• EXERCISE: Keep only the lines that hold the string "color", filtering out the rest of the entries below.

• PROVIDED ENTRIES:

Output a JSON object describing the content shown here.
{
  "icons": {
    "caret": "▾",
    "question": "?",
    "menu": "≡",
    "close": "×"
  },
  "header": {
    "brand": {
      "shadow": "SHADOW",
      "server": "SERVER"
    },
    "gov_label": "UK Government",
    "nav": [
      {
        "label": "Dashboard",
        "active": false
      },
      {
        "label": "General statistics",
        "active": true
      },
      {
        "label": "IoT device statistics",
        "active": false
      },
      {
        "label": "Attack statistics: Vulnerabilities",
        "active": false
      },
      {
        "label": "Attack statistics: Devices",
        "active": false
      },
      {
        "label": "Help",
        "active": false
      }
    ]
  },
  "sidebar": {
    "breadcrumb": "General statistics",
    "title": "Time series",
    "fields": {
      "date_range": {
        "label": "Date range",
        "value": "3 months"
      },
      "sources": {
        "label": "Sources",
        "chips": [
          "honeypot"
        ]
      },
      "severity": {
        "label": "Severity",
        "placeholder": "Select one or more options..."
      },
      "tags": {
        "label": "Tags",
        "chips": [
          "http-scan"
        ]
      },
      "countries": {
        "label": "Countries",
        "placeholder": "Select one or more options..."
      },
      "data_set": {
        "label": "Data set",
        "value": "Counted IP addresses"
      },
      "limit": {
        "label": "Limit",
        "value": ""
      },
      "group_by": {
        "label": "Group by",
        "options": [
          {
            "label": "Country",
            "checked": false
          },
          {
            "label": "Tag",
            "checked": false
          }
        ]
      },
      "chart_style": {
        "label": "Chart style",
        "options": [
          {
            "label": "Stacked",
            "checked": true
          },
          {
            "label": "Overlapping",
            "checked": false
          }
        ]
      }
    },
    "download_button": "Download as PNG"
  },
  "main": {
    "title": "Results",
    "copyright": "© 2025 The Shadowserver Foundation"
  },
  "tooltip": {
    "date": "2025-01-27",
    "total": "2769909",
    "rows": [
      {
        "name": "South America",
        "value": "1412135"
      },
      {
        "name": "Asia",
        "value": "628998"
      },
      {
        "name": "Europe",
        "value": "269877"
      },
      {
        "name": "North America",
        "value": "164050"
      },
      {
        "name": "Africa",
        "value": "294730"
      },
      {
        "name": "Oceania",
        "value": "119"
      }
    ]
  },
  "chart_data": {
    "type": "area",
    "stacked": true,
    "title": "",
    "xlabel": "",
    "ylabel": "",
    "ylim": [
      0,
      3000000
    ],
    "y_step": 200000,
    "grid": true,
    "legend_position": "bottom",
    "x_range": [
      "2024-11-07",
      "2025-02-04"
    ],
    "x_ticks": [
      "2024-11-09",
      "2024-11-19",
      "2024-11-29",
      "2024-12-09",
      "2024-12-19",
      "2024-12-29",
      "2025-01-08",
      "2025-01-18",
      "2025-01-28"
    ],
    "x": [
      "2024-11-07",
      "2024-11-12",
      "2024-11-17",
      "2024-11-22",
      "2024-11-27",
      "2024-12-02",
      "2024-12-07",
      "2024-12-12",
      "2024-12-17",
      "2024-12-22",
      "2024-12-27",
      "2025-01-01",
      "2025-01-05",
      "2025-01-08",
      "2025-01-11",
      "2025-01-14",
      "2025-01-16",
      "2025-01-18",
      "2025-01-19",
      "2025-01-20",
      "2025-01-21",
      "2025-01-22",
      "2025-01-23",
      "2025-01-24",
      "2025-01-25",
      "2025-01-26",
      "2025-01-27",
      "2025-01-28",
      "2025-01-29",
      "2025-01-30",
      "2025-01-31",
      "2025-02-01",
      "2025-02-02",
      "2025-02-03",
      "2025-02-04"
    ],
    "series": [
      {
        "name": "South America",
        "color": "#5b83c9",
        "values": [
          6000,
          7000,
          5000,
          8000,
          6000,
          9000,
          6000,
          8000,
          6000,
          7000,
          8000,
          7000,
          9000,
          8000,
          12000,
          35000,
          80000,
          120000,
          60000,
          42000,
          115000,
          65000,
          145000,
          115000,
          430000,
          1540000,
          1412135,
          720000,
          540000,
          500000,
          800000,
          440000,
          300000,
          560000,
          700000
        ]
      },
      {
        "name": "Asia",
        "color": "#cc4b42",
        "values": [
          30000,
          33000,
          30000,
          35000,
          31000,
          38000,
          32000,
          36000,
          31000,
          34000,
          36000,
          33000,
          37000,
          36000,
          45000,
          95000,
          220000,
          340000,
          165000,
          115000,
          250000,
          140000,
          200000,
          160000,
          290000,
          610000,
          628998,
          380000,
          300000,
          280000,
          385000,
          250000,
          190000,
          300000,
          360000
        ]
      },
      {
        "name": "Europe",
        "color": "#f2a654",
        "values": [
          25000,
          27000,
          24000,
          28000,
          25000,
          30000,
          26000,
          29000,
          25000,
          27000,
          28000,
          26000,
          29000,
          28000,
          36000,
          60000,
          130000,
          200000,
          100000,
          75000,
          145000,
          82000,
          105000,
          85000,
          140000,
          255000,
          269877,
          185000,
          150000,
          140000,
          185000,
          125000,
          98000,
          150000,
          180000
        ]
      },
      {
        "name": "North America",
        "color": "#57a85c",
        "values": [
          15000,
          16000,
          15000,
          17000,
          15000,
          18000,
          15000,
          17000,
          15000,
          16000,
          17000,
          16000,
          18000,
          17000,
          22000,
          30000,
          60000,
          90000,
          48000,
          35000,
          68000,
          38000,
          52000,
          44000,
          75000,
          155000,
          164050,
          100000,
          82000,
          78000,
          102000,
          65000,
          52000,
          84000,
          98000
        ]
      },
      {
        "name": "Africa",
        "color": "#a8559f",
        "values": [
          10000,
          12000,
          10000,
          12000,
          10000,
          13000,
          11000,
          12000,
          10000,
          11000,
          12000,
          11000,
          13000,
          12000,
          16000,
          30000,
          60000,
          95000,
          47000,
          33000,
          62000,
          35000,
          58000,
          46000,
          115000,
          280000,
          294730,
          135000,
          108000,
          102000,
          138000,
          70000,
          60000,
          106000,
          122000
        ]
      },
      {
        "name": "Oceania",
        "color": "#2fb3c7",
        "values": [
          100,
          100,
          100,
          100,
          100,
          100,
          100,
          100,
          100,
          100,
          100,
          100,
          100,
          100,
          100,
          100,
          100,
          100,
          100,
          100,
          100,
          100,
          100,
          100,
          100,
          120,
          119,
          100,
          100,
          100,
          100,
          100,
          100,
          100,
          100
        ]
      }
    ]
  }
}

---

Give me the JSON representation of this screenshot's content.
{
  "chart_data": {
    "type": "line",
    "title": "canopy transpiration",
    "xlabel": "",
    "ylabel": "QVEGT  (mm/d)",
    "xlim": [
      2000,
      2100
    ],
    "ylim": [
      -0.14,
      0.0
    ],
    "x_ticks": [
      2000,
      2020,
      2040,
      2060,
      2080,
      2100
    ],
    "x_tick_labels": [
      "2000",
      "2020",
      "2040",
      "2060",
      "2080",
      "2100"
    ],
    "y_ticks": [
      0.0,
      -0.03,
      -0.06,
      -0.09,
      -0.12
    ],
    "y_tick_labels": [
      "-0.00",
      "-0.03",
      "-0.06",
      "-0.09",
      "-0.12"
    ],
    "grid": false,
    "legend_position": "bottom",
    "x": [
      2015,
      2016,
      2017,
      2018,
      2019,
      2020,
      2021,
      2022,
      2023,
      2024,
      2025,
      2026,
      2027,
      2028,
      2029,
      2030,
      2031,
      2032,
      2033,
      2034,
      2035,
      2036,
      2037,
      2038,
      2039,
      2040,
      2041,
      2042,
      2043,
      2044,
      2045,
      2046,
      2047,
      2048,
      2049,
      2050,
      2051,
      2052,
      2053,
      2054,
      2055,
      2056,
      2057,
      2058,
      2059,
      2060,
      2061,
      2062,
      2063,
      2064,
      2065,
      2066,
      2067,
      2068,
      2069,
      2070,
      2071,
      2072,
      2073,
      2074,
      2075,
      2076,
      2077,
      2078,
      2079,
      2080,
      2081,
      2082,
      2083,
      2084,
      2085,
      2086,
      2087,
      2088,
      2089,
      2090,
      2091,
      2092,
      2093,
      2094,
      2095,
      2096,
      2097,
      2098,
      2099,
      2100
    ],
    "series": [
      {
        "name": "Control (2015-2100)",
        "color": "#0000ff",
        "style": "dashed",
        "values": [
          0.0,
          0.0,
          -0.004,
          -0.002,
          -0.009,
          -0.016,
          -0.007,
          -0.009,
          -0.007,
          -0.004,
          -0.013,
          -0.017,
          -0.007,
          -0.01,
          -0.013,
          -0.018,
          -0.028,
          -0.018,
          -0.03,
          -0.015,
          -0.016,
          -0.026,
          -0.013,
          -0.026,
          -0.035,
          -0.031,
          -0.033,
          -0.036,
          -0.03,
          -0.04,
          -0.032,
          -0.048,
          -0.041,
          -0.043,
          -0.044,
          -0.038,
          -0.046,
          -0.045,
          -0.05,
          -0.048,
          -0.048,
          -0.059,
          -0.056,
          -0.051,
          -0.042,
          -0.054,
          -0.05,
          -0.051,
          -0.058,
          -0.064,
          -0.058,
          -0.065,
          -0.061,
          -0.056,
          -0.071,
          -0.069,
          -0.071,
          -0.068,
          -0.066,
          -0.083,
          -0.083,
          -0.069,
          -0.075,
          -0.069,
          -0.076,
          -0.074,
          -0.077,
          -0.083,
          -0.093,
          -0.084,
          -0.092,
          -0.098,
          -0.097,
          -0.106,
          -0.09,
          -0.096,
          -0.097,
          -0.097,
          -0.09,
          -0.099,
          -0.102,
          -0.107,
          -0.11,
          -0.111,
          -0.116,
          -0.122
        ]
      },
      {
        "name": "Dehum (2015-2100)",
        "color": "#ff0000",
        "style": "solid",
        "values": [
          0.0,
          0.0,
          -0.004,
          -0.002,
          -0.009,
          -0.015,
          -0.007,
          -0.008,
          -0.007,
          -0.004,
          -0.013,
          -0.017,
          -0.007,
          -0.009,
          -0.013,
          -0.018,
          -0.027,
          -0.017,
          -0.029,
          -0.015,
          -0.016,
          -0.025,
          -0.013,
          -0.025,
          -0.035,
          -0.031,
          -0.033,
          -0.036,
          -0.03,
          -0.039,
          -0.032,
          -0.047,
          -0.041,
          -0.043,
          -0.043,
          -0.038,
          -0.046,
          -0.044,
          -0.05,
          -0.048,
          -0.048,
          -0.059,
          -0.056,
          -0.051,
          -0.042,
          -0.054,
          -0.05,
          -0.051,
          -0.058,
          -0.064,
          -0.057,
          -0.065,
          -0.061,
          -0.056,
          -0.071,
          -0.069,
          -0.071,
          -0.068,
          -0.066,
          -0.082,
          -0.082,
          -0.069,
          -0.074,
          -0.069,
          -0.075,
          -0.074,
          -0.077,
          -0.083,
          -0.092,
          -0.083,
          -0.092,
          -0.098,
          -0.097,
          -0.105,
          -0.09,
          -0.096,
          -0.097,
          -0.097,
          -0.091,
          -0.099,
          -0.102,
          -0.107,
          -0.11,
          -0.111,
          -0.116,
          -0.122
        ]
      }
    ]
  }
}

• FINAL ANSWER:
        "color": "#5b83c9",
        "color": "#cc4b42",
        "color": "#f2a654",
        "color": "#57a85c",
        "color": "#a8559f",
        "color": "#2fb3c7",
        "color": "#0000ff",
        "color": "#ff0000",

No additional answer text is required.